PROBLEM REQUIREMENTS:
Work out how many lines contain "content". Reply with the count alone.

--- Start of INPUT FOR THIS TASK ---

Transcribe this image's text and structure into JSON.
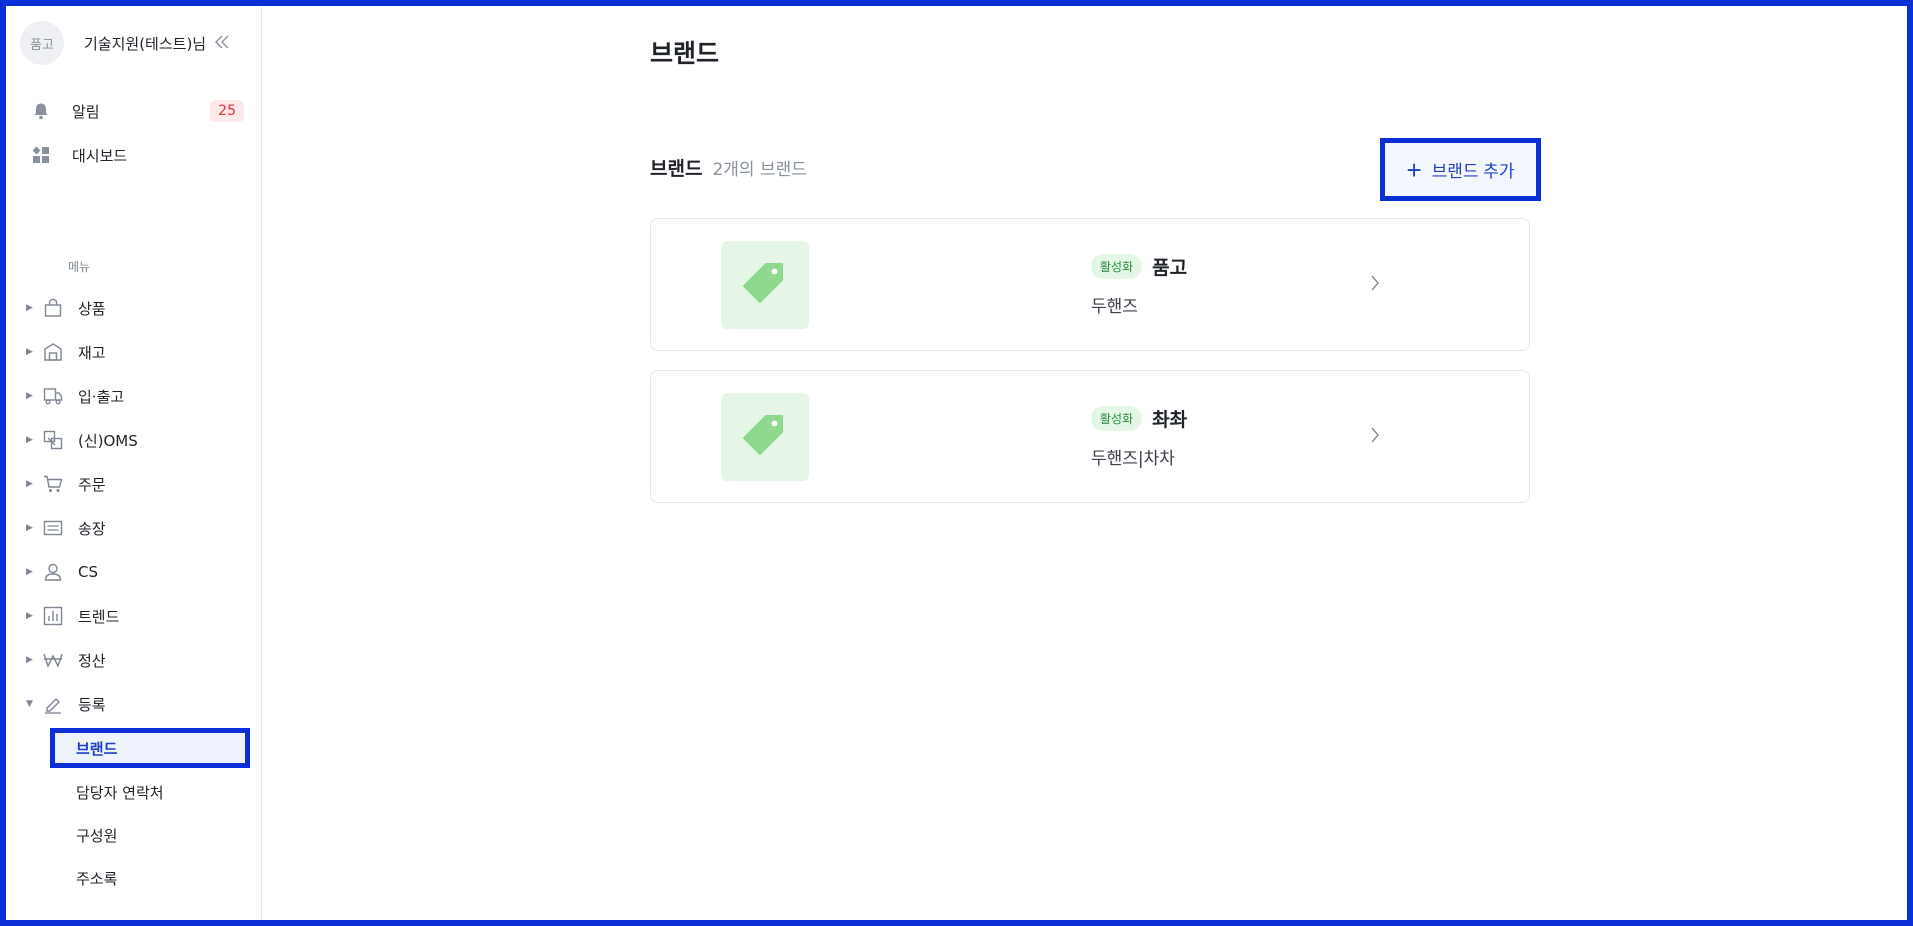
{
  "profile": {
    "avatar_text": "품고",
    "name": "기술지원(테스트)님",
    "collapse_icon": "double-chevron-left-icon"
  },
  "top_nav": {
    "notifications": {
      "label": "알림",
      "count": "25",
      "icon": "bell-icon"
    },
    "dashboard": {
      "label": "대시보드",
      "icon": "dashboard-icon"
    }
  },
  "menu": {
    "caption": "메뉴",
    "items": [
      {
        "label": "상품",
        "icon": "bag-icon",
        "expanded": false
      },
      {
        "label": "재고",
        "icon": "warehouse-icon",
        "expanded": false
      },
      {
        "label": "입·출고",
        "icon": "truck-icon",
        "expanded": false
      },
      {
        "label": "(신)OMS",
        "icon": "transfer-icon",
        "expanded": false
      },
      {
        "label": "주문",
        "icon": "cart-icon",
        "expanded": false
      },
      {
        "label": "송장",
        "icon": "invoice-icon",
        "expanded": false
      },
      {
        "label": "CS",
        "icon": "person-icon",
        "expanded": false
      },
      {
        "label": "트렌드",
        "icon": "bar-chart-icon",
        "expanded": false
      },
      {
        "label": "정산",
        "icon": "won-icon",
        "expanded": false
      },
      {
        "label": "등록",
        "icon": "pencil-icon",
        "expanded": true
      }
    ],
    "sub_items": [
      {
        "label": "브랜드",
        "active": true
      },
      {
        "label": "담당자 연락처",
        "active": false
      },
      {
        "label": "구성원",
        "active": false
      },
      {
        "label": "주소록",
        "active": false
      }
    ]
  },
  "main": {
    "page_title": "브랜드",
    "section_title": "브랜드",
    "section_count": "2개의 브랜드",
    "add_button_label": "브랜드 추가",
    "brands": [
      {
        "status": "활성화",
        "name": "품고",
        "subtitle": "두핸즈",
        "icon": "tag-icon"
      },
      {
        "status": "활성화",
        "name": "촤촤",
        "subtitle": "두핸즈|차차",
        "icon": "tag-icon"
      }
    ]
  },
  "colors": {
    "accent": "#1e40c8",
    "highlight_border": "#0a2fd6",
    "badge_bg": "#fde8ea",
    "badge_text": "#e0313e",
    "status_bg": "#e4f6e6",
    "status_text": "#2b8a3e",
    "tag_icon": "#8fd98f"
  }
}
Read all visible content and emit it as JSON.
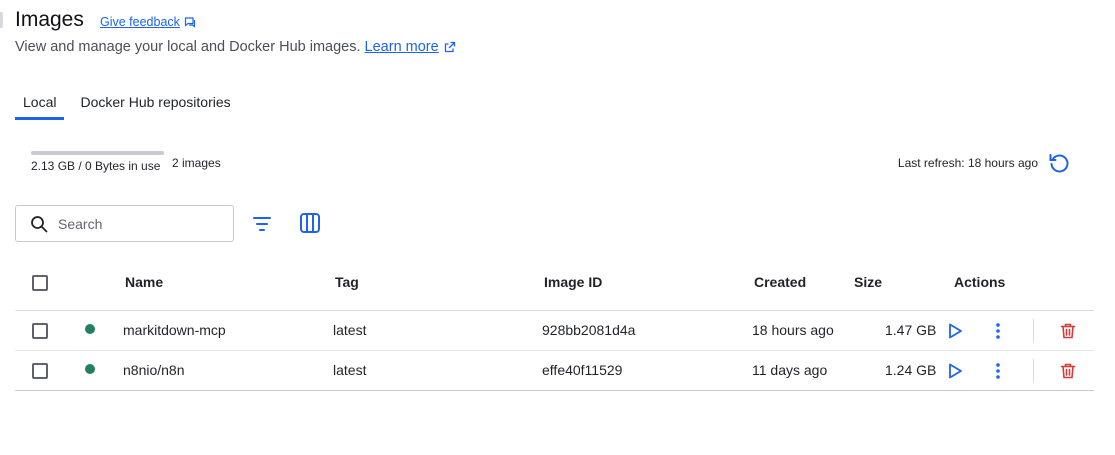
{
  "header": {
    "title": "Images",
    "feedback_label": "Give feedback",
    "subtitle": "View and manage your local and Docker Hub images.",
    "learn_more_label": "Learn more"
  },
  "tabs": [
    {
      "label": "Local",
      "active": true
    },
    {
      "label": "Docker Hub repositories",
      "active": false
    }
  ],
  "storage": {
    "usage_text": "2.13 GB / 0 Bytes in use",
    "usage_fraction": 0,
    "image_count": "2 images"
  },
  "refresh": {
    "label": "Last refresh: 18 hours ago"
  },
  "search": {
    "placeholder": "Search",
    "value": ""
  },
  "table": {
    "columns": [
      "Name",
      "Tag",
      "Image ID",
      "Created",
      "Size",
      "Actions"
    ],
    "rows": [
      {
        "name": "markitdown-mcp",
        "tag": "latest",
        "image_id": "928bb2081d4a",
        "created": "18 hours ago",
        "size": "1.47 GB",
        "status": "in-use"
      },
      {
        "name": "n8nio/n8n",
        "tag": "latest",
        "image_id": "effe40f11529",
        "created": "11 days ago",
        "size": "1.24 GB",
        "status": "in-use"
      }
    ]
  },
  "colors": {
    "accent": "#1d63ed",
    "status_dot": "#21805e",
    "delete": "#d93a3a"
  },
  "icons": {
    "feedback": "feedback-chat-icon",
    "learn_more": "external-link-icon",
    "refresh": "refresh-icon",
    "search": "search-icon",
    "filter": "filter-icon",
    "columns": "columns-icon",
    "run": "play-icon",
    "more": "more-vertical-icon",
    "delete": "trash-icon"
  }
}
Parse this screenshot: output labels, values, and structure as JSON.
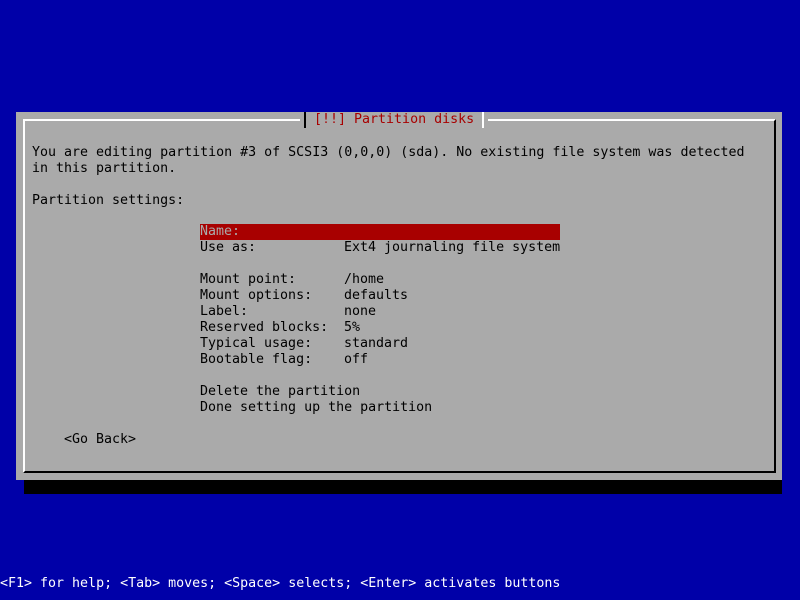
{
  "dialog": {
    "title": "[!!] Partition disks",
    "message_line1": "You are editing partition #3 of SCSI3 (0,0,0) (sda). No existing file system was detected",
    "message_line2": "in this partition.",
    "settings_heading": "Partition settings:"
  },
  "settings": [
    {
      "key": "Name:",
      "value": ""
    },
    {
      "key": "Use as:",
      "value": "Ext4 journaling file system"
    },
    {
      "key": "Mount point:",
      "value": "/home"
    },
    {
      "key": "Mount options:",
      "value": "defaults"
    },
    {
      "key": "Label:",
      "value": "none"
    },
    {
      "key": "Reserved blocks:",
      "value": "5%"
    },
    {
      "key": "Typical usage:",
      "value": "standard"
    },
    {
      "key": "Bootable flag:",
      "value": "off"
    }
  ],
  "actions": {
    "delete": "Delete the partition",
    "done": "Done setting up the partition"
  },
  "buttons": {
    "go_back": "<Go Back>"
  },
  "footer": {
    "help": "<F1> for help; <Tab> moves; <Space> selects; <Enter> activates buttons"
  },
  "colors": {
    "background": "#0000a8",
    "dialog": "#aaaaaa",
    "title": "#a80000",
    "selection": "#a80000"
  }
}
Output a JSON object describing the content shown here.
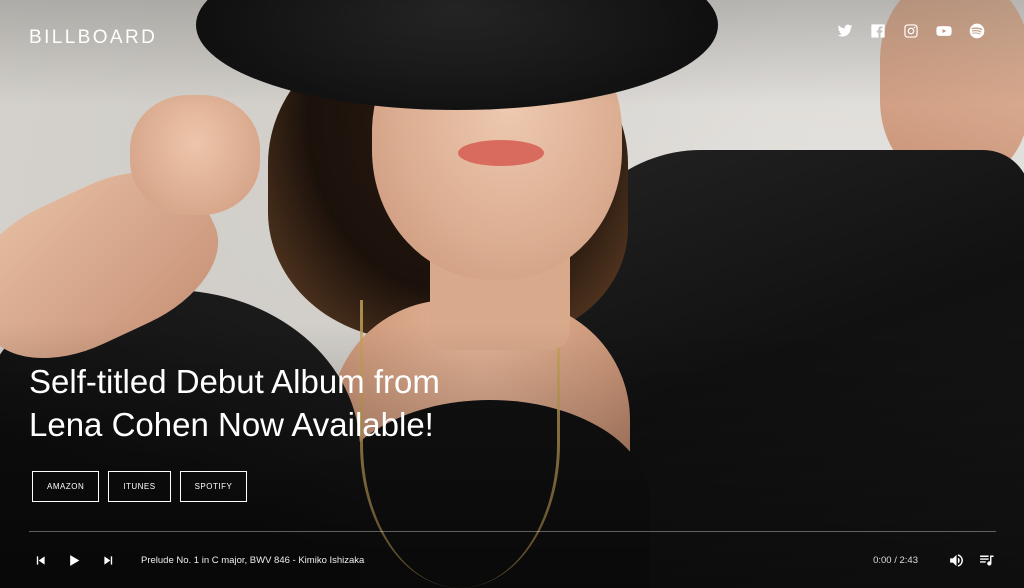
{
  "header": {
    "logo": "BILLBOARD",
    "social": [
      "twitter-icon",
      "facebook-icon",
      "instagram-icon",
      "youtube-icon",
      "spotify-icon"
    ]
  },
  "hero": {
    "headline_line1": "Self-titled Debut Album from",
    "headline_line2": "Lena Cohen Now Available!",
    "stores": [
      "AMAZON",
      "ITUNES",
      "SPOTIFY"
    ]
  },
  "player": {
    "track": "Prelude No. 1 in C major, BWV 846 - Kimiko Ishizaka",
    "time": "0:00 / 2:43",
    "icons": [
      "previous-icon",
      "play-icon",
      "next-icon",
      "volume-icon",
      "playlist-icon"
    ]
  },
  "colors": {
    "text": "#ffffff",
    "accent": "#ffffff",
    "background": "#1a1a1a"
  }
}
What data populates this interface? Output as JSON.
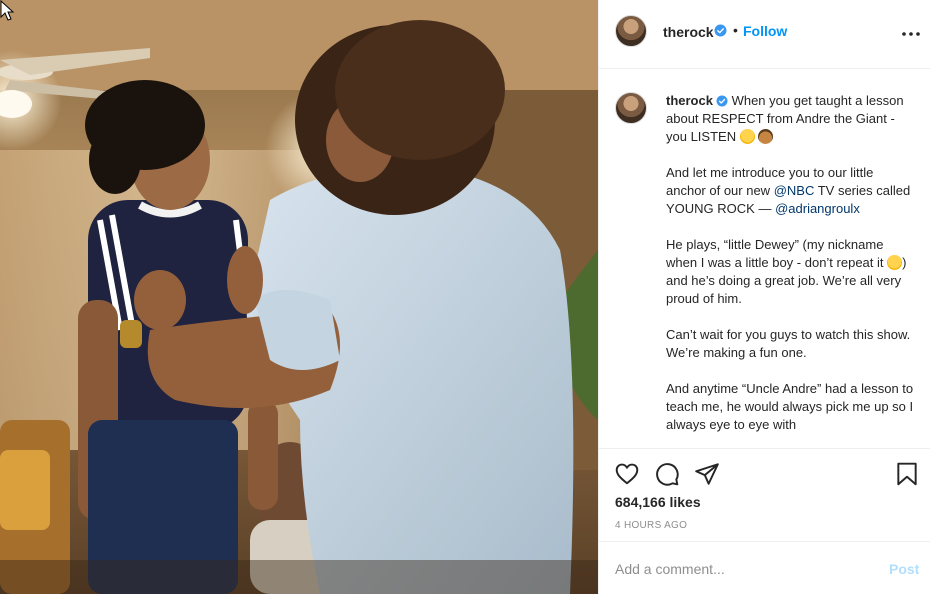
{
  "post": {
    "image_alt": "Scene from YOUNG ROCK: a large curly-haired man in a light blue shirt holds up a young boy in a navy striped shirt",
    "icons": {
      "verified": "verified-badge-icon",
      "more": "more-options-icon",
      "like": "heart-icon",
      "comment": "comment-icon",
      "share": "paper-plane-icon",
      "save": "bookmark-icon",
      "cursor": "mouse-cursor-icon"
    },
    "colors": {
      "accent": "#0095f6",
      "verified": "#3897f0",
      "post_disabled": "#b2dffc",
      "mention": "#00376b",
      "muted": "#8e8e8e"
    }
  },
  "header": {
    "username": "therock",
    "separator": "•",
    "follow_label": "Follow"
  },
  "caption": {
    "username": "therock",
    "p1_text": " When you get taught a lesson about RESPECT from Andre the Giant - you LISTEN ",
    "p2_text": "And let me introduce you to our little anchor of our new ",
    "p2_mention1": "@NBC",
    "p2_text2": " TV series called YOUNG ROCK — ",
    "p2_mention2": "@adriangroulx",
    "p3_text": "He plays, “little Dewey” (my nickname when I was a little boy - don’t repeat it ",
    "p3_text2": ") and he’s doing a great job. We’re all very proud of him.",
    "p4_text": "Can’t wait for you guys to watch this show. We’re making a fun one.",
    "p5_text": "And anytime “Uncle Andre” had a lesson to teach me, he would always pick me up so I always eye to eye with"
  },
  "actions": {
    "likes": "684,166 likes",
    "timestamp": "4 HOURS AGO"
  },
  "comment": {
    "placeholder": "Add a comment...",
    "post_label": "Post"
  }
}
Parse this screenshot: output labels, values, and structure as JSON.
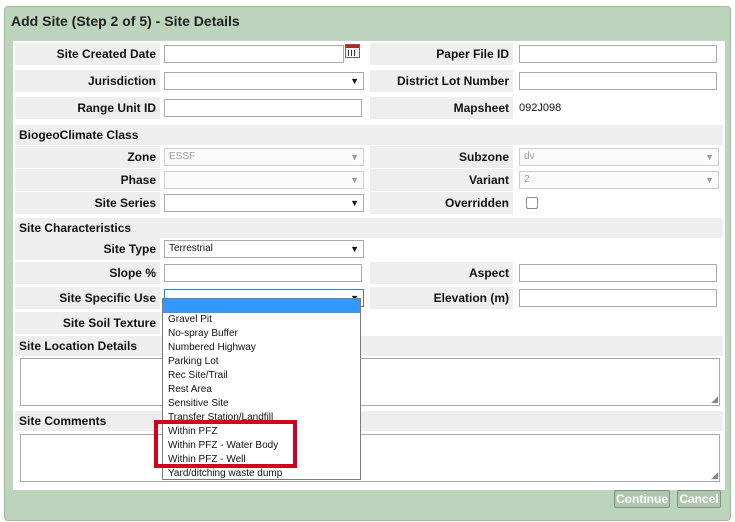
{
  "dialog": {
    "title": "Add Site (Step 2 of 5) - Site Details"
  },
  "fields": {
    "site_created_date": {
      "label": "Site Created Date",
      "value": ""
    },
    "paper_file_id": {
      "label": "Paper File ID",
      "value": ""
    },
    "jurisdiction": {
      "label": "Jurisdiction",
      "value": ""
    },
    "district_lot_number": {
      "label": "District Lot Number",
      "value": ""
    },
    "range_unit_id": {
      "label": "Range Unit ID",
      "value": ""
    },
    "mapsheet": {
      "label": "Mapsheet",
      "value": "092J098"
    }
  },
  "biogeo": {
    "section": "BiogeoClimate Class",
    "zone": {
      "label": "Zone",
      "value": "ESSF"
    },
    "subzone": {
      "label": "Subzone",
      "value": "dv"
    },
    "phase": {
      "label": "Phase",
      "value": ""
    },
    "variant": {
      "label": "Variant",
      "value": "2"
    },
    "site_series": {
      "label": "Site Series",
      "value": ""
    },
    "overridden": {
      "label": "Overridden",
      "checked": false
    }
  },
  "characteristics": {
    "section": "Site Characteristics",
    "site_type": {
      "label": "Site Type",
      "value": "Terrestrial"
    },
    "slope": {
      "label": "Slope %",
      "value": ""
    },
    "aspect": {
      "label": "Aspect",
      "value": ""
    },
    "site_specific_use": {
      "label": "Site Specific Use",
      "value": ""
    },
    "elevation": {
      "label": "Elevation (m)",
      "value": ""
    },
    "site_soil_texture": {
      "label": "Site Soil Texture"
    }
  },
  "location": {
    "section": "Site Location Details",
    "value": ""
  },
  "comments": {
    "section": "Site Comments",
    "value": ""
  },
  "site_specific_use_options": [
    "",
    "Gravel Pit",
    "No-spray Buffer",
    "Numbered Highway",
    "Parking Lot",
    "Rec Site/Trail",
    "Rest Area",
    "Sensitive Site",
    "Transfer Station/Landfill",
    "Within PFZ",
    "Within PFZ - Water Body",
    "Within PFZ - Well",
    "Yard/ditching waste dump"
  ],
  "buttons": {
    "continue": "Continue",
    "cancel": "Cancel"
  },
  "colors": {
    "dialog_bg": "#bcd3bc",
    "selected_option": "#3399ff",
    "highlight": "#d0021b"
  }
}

--- End of INPUT FOR THIS TASK ---

RESPONSE FOR THIS EXERCISE:
2